EXERCISE DESCRIPTION >> Summarize the meeting minutes that follow in two sentences.

Minutes of the Monetary Policy Meeting of the Reserve Bank Board

Sydney – 3 March 2009

Members Present

Glenn Stevens (Chairman and Governor), Ric Battellino (Deputy Governor), Ken Henry AC (Secretary to the Treasury), John Akehurst, Jillian Broadbent AO, Roger Corbett AO, Graham Kraehe AO, Donald McGauchie AO, Warwick McKibbin

Others Present

Guy Debelle (Assistant Governor, Financial Markets), Malcolm Edey (Assistant Governor, Economic)

David Emanuel (Secretary), Anthony Dickman (Deputy Secretary)

International Economic Conditions

The economic data that had been released over the past month indicated very weak conditions in the December quarter in most regions. GDP data for the December quarter in the major economies had now been released, showing a fall of 1.8 per cent for the G7 as a whole, the biggest quarterly fall since these data were first available in the early 1960s. Looking across the individual countries for which GDP data for the December quarter were available, the bulk of countries had recorded falls in output greater than 1 per cent. A small number of economies in east Asia had recorded very large falls in quarterly output, similar to those seen during the Asian financial crisis in the late 1990s.

In the United States, revised figures showed that GDP in the December quarter fell by more than indicated in the advance estimate. Quarterly output was 1.6 per cent lower, resulting in a decline over the year of almost 1 per cent. Members noted that the effect of the various financial assistance packages that had been announced in recent months had been very significant in budgetary terms, with US official forecasts for the deficit to rise to over 12 per cent of GDP in 2010, the highest in the post-War period. More recent economic data showed further deterioration in the labour market and ongoing weakness in the housing sector, with house prices continuing to fall on some measures.

In the December quarter, Japan recorded its largest fall in quarterly GDP in over three decades. The year-ended decline in output of almost 5 per cent was the largest in the post-War period. Indicators of activity for the March quarter were also weak, with industrial production falling by 10 per cent in January, to be 30 per cent below its peak in mid 2008. This suggested another large fall in GDP in the March quarter was likely. Members noted that the level of industrial production had fallen back to that of 25 years ago.

Elsewhere in east Asia, apart from the Philippines and Indonesia, GDP had fallen in the December quarter, as foreshadowed by the monthly data on industrial production.

The Indian economy was now also slowing significantly, following a period of rapid growth. The slowing had reflected the effects of international trade linkages and a broader moderation in the domestic economy, with industrial production weakening.

Image region annotations:
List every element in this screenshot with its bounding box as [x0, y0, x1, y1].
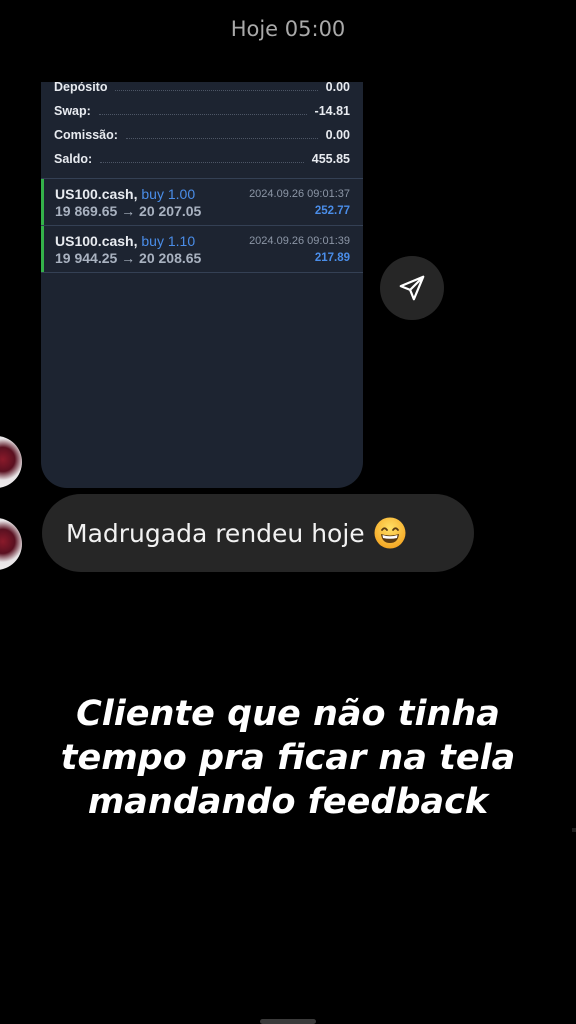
- chat-timestamp: Hoje 05:00: [230, 17, 346, 41]
- grinning-face-emoji-icon: [373, 516, 407, 550]
- shared-screenshot-image[interactable]: Depósito 0.00 Swap: -14.81 Comissão: 0.0…: [41, 82, 363, 488]
- trade-profit: 252.77: [314, 205, 350, 217]
- trade-profit: 217.89: [314, 252, 350, 264]
- message-bubble[interactable]: Madrugada rendeu hoje: [42, 494, 474, 572]
- sender-avatar[interactable]: [0, 518, 22, 570]
- summary-value: 0.00: [325, 128, 350, 142]
- summary-label: Comissão:: [54, 128, 118, 142]
- edge-mark: [572, 828, 576, 832]
- trade-prices: 19 869.65 → 20 207.05: [55, 203, 202, 219]
- trade-row: US100.cash, buy 1.10 19 944.25 → 20 208.…: [41, 226, 363, 273]
- summary-value: 0.00: [325, 82, 350, 94]
- summary-label: Depósito: [54, 82, 108, 94]
- caption-line: Cliente que não tinha: [76, 694, 500, 734]
- trade-datetime: 2024.09.26 09:01:39: [249, 235, 350, 247]
- summary-row-balance: Saldo: 455.85: [54, 152, 350, 176]
- caption-line: tempo pra ficar na tela: [60, 738, 516, 778]
- trade-symbol: US100.cash,: [55, 233, 138, 249]
- trade-status-bar: [41, 179, 44, 225]
- trade-symbol: US100.cash,: [55, 186, 138, 202]
- summary-row-commission: Comissão: 0.00: [54, 128, 350, 152]
- account-summary: Depósito 0.00 Swap: -14.81 Comissão: 0.0…: [41, 82, 363, 176]
- trade-status-bar: [41, 226, 44, 272]
- overlay-caption: Cliente que não tinha tempo pra ficar na…: [0, 692, 576, 824]
- summary-value: -14.81: [314, 104, 350, 118]
- trade-side: buy 1.10: [141, 233, 196, 249]
- trade-datetime: 2024.09.26 09:01:37: [249, 188, 350, 200]
- trade-prices: 19 944.25 → 20 208.65: [55, 250, 202, 266]
- summary-row-deposit: Depósito 0.00: [54, 82, 350, 104]
- summary-label: Saldo:: [54, 152, 93, 166]
- summary-row-swap: Swap: -14.81: [54, 104, 350, 128]
- sender-avatar[interactable]: [0, 436, 22, 488]
- home-indicator: [260, 1019, 316, 1024]
- trade-side: buy 1.00: [141, 186, 196, 202]
- paper-plane-icon: [399, 275, 425, 301]
- share-button[interactable]: [380, 256, 444, 320]
- message-text: Madrugada rendeu hoje: [66, 518, 365, 548]
- caption-line: mandando feedback: [87, 782, 489, 822]
- summary-value: 455.85: [311, 152, 350, 166]
- trade-row: US100.cash, buy 1.00 19 869.65 → 20 207.…: [41, 179, 363, 226]
- summary-label: Swap:: [54, 104, 91, 118]
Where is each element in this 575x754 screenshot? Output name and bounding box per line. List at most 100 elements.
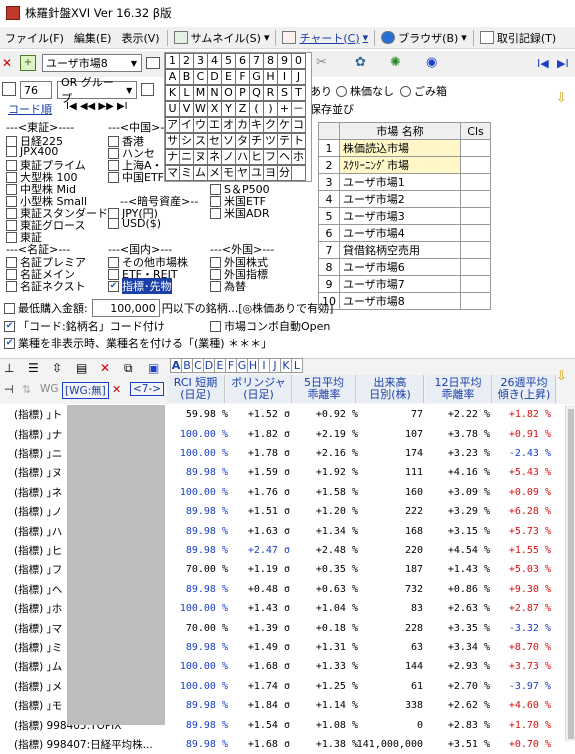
market-row[interactable]: 2 ｽｸﾘｰﾆﾝｸﾞ市場 bbox=[318, 156, 491, 174]
image-icon[interactable]: ▣ bbox=[148, 361, 159, 375]
trash-radio[interactable]: ごみ箱 bbox=[400, 83, 447, 99]
keypad-key[interactable]: ツ bbox=[263, 133, 278, 149]
tools-icon[interactable]: ✂ bbox=[316, 55, 327, 70]
keypad-key[interactable]: W bbox=[193, 101, 208, 117]
alpha-tab[interactable]: L bbox=[291, 358, 303, 373]
keypad-key[interactable]: ノ bbox=[221, 149, 236, 165]
market-combo-auto-checkbox[interactable] bbox=[210, 320, 221, 332]
stock-price-none-radio[interactable]: 株価なし bbox=[336, 83, 394, 99]
remove-icon[interactable]: ✕ bbox=[112, 383, 121, 396]
keypad-key[interactable]: シ bbox=[179, 133, 194, 149]
keypad-key[interactable]: コ bbox=[291, 117, 306, 133]
wand-icon[interactable]: ✺ bbox=[390, 55, 401, 70]
keypad-key[interactable]: ホ bbox=[291, 149, 306, 165]
keypad-key[interactable]: キ bbox=[249, 117, 264, 133]
keypad-key[interactable]: C bbox=[193, 69, 208, 85]
filter-checkbox[interactable] bbox=[6, 146, 17, 157]
keypad-key[interactable]: 2 bbox=[179, 53, 194, 69]
keypad-key[interactable]: ト bbox=[291, 133, 306, 149]
list-icon[interactable]: ☰ bbox=[28, 361, 39, 375]
market-combo[interactable]: ユーザ市場8 ▼ bbox=[42, 54, 142, 72]
keypad-key[interactable]: I bbox=[277, 69, 292, 85]
keypad-key[interactable]: ク bbox=[263, 117, 278, 133]
column-header[interactable]: ボリンジャ (日足) bbox=[226, 375, 292, 403]
keypad-key[interactable]: ミ bbox=[179, 165, 194, 181]
keypad-key[interactable]: ヤ bbox=[235, 165, 250, 181]
column-header[interactable]: 26週平均 傾き(上昇) bbox=[493, 375, 556, 403]
market-row[interactable]: 6 ユーザ市場4 bbox=[318, 224, 491, 242]
keypad-key[interactable]: ユ bbox=[249, 165, 264, 181]
keypad-key[interactable]: フ bbox=[263, 149, 278, 165]
keypad-key[interactable]: A bbox=[165, 69, 180, 85]
scrollbar-thumb[interactable] bbox=[568, 409, 574, 739]
market-row[interactable]: 9 ユーザ市場7 bbox=[318, 275, 491, 293]
browser-menu[interactable]: ブラウザ(B) ▾ bbox=[377, 30, 471, 46]
min-purchase-checkbox[interactable] bbox=[4, 302, 15, 314]
keypad-key[interactable]: ハ bbox=[235, 149, 250, 165]
keypad-key[interactable]: テ bbox=[277, 133, 292, 149]
keypad-key[interactable]: ネ bbox=[207, 149, 222, 165]
keypad-key[interactable]: ( bbox=[249, 101, 264, 117]
keypad-key[interactable]: ) bbox=[263, 101, 278, 117]
min-purchase-input[interactable]: 100,000 bbox=[91, 299, 160, 317]
pin-icon[interactable]: ⊣ bbox=[4, 383, 14, 396]
keypad-key[interactable]: メ bbox=[207, 165, 222, 181]
keypad-key[interactable]: マ bbox=[165, 165, 180, 181]
keypad-key[interactable] bbox=[291, 165, 306, 181]
export-icon[interactable]: ⧉ bbox=[124, 361, 133, 376]
keypad-key[interactable]: ス bbox=[193, 133, 208, 149]
keypad-key[interactable]: モ bbox=[221, 165, 236, 181]
download-icon[interactable]: ⇩ bbox=[556, 369, 567, 384]
keypad-key[interactable]: 9 bbox=[277, 53, 292, 69]
market-row[interactable]: 5 ユーザ市場3 bbox=[318, 207, 491, 225]
keypad-key[interactable]: Q bbox=[249, 85, 264, 101]
keypad-key[interactable]: 6 bbox=[235, 53, 250, 69]
settings-icon[interactable]: ✿ bbox=[355, 55, 366, 70]
first-page-icon[interactable]: I◀ bbox=[537, 57, 549, 70]
market-row[interactable]: 8 ユーザ市場6 bbox=[318, 258, 491, 276]
market-row[interactable]: 10 ユーザ市場8 bbox=[318, 292, 491, 310]
keypad-key[interactable]: ヘ bbox=[277, 149, 292, 165]
keypad-key[interactable]: ヨ bbox=[263, 165, 278, 181]
column-header[interactable]: 出来高 日別(株) bbox=[357, 375, 424, 403]
keypad-key[interactable]: K bbox=[165, 85, 180, 101]
market-row[interactable]: 3 ユーザ市場1 bbox=[318, 173, 491, 191]
keypad-key[interactable]: ソ bbox=[221, 133, 236, 149]
keypad-key[interactable]: X bbox=[207, 101, 222, 117]
keypad-key[interactable]: ヌ bbox=[193, 149, 208, 165]
keypad-key[interactable]: セ bbox=[207, 133, 222, 149]
column-range-button[interactable]: <7-> bbox=[130, 382, 165, 396]
keypad-key[interactable]: H bbox=[263, 69, 278, 85]
keypad-key[interactable]: U bbox=[165, 101, 180, 117]
sort-icon[interactable]: ⊥ bbox=[4, 361, 14, 375]
keypad-key[interactable]: 4 bbox=[207, 53, 222, 69]
market-row[interactable]: 1 株価読込市場 bbox=[318, 139, 491, 157]
menu-edit[interactable]: 編集(E) bbox=[69, 30, 117, 46]
keypad-key[interactable]: + bbox=[277, 101, 292, 117]
keypad-key[interactable]: J bbox=[291, 69, 306, 85]
keypad-key[interactable]: サ bbox=[165, 133, 180, 149]
menu-view[interactable]: 表示(V) bbox=[116, 30, 164, 46]
keypad-key[interactable]: T bbox=[291, 85, 306, 101]
keypad-key[interactable]: G bbox=[249, 69, 264, 85]
group-combo[interactable]: OR グループ ▼ bbox=[57, 76, 137, 105]
keypad-key[interactable]: 5 bbox=[221, 53, 236, 69]
filter-icon[interactable]: ⇳ bbox=[52, 361, 62, 375]
keypad-key[interactable]: R bbox=[263, 85, 278, 101]
keypad-key[interactable]: ナ bbox=[165, 149, 180, 165]
keypad-key[interactable]: L bbox=[179, 85, 194, 101]
filter-checkbox[interactable] bbox=[210, 280, 221, 292]
thumbnail-menu[interactable]: サムネイル(S) ▾ bbox=[170, 30, 274, 46]
refresh-icon[interactable] bbox=[2, 82, 16, 96]
keypad-key[interactable]: 1 bbox=[165, 53, 180, 69]
keypad-key[interactable]: ヒ bbox=[249, 149, 264, 165]
keypad-key[interactable]: B bbox=[179, 69, 194, 85]
column-header[interactable]: 12日平均 乖離率 bbox=[425, 375, 492, 403]
keypad-key[interactable]: M bbox=[193, 85, 208, 101]
keypad-key[interactable]: チ bbox=[249, 133, 264, 149]
record-nav[interactable]: I◀ ◀◀ ▶▶ ▶I bbox=[66, 101, 128, 112]
add-icon[interactable]: + bbox=[20, 55, 36, 71]
keypad-key[interactable]: 0 bbox=[291, 53, 306, 69]
sort-code-input[interactable]: 76 bbox=[20, 81, 52, 99]
keypad-key[interactable]: D bbox=[207, 69, 222, 85]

CORRECT ANSWER >> The minutes of the Reserve Bank Board's monetary policy meeting in Sydney on 3 March 2009 report that December-quarter data showed very weak conditions in most regions, with G7 GDP falling 1.8 percent, the biggest quarterly fall since the early 1960s. United States output fell 1.6 percent in the quarter and Japan's fell by the most in over three decades, while GDP also fell elsewhere in east Asia apart from the Philippines and Indonesia, and the Indian economy was slowing significantly.